◆ **WHAT YOU NEED TO DO**
Return each entry exactly, omitting nothing.

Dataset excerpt
====================
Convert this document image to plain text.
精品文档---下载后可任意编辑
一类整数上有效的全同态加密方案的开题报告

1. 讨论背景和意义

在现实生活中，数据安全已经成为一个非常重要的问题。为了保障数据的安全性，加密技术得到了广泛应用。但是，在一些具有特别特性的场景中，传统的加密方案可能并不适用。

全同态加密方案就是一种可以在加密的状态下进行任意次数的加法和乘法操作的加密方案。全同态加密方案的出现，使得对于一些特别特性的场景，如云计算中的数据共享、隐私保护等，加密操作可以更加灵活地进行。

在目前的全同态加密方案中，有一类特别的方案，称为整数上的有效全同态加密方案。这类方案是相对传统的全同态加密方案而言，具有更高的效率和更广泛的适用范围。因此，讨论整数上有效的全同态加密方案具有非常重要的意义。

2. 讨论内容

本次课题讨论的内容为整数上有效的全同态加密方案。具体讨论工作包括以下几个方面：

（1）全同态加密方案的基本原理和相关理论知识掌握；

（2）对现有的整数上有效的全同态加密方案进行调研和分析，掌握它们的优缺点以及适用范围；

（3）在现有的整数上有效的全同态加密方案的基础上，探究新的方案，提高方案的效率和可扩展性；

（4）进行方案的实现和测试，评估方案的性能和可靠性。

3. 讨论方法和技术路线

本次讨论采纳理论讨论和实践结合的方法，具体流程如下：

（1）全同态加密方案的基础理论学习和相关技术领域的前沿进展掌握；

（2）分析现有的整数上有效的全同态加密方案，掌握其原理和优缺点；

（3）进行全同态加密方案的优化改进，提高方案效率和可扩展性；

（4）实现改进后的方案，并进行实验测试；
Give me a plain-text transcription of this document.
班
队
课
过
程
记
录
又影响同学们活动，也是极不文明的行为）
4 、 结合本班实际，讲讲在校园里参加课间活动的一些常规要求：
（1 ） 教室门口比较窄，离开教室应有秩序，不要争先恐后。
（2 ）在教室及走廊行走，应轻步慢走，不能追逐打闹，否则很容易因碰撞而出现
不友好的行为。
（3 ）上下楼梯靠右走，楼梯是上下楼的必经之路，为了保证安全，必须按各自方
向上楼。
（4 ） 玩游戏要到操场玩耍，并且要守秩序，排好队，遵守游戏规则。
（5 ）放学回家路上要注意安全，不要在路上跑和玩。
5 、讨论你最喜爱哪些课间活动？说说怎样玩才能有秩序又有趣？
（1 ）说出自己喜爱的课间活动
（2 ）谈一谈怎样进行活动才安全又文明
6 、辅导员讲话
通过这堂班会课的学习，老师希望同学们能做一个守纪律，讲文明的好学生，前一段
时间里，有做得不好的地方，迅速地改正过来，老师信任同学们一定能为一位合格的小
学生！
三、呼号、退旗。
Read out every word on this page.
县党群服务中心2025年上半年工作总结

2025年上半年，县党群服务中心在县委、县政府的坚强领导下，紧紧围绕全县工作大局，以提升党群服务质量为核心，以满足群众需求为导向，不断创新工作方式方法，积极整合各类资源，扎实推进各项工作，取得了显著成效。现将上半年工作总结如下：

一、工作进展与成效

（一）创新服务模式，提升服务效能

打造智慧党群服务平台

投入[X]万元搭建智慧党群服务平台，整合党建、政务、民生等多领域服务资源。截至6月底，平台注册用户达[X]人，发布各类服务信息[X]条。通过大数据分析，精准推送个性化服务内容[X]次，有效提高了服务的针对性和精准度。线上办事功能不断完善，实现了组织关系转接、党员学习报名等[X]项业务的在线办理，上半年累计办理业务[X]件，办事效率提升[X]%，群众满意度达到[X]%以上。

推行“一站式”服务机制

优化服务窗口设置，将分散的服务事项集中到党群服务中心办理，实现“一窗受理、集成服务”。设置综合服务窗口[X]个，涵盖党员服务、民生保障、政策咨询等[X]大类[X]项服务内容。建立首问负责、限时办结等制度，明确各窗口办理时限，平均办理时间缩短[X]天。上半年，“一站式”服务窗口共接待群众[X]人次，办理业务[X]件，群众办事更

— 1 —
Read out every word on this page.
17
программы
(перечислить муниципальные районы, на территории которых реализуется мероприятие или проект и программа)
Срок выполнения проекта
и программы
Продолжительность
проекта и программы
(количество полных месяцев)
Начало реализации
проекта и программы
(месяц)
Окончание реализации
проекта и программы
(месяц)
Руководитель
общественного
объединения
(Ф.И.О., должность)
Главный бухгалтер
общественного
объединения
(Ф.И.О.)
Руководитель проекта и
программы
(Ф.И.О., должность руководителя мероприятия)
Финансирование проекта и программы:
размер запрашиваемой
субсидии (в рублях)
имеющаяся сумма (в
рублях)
====================
◆ **TASK OUTPUT**
Convert this document image to plain text.
精品文档---下载后可任意编辑
一类整数上有效的全同态加密方案的开题报告

1. 讨论背景和意义

在现实生活中，数据安全已经成为一个非常重要的问题。为了保障数据的安全性，加密技术得到了广泛应用。但是，在一些具有特别特性的场景中，传统的加密方案可能并不适用。

全同态加密方案就是一种可以在加密的状态下进行任意次数的加法和乘法操作的加密方案。全同态加密方案的出现，使得对于一些特别特性的场景，如云计算中的数据共享、隐私保护等，加密操作可以更加灵活地进行。

在目前的全同态加密方案中，有一类特别的方案，称为整数上的有效全同态加密方案。这类方案是相对传统的全同态加密方案而言，具有更高的效率和更广泛的适用范围。因此，讨论整数上有效的全同态加密方案具有非常重要的意义。

2. 讨论内容

本次课题讨论的内容为整数上有效的全同态加密方案。具体讨论工作包括以下几个方面：

（1）全同态加密方案的基本原理和相关理论知识掌握；

（2）对现有的整数上有效的全同态加密方案进行调研和分析，掌握它们的优缺点以及适用范围；

（3）在现有的整数上有效的全同态加密方案的基础上，探究新的方案，提高方案的效率和可扩展性；

（4）进行方案的实现和测试，评估方案的性能和可靠性。

3. 讨论方法和技术路线

本次讨论采纳理论讨论和实践结合的方法，具体流程如下：

（1）全同态加密方案的基础理论学习和相关技术领域的前沿进展掌握；

（2）分析现有的整数上有效的全同态加密方案，掌握其原理和优缺点；

（3）进行全同态加密方案的优化改进，提高方案效率和可扩展性；

（4）实现改进后的方案，并进行实验测试；
Give me a plain-text transcription of this document.
班
队
课
过
程
记
录
又影响同学们活动，也是极不文明的行为）
4 、 结合本班实际，讲讲在校园里参加课间活动的一些常规要求：
（1 ） 教室门口比较窄，离开教室应有秩序，不要争先恐后。
（2 ）在教室及走廊行走，应轻步慢走，不能追逐打闹，否则很容易因碰撞而出现
不友好的行为。
（3 ）上下楼梯靠右走，楼梯是上下楼的必经之路，为了保证安全，必须按各自方
向上楼。
（4 ） 玩游戏要到操场玩耍，并且要守秩序，排好队，遵守游戏规则。
（5 ）放学回家路上要注意安全，不要在路上跑和玩。
5 、讨论你最喜爱哪些课间活动？说说怎样玩才能有秩序又有趣？
（1 ）说出自己喜爱的课间活动
（2 ）谈一谈怎样进行活动才安全又文明
6 、辅导员讲话
通过这堂班会课的学习，老师希望同学们能做一个守纪律，讲文明的好学生，前一段
时间里，有做得不好的地方，迅速地改正过来，老师信任同学们一定能为一位合格的小
学生！
三、呼号、退旗。
Read out every word on this page.
县党群服务中心2025年上半年工作总结

2025年上半年，县党群服务中心在县委、县政府的坚强领导下，紧紧围绕全县工作大局，以提升党群服务质量为核心，以满足群众需求为导向，不断创新工作方式方法，积极整合各类资源，扎实推进各项工作，取得了显著成效。现将上半年工作总结如下：

一、工作进展与成效

（一）创新服务模式，提升服务效能

打造智慧党群服务平台

投入[X]万元搭建智慧党群服务平台，整合党建、政务、民生等多领域服务资源。截至6月底，平台注册用户达[X]人，发布各类服务信息[X]条。通过大数据分析，精准推送个性化服务内容[X]次，有效提高了服务的针对性和精准度。线上办事功能不断完善，实现了组织关系转接、党员学习报名等[X]项业务的在线办理，上半年累计办理业务[X]件，办事效率提升[X]%，群众满意度达到[X]%以上。

推行“一站式”服务机制

优化服务窗口设置，将分散的服务事项集中到党群服务中心办理，实现“一窗受理、集成服务”。设置综合服务窗口[X]个，涵盖党员服务、民生保障、政策咨询等[X]大类[X]项服务内容。建立首问负责、限时办结等制度，明确各窗口办理时限，平均办理时间缩短[X]天。上半年，“一站式”服务窗口共接待群众[X]人次，办理业务[X]件，群众办事更

— 1 —
Read out every word on this page.
17
программы
(перечислить муниципальные районы, на территории которых реализуется мероприятие или проект и программа)
Срок выполнения проекта
и программы
Продолжительность
проекта и программы
(количество полных месяцев)
Начало реализации
проекта и программы
(месяц)
Окончание реализации
проекта и программы
(месяц)
Руководитель
общественного
объединения
(Ф.И.О., должность)
Главный бухгалтер
общественного
объединения
(Ф.И.О.)
Руководитель проекта и
программы
(Ф.И.О., должность руководителя мероприятия)
Финансирование проекта и программы:
размер запрашиваемой
субсидии (в рублях)
имеющаяся сумма (в
рублях)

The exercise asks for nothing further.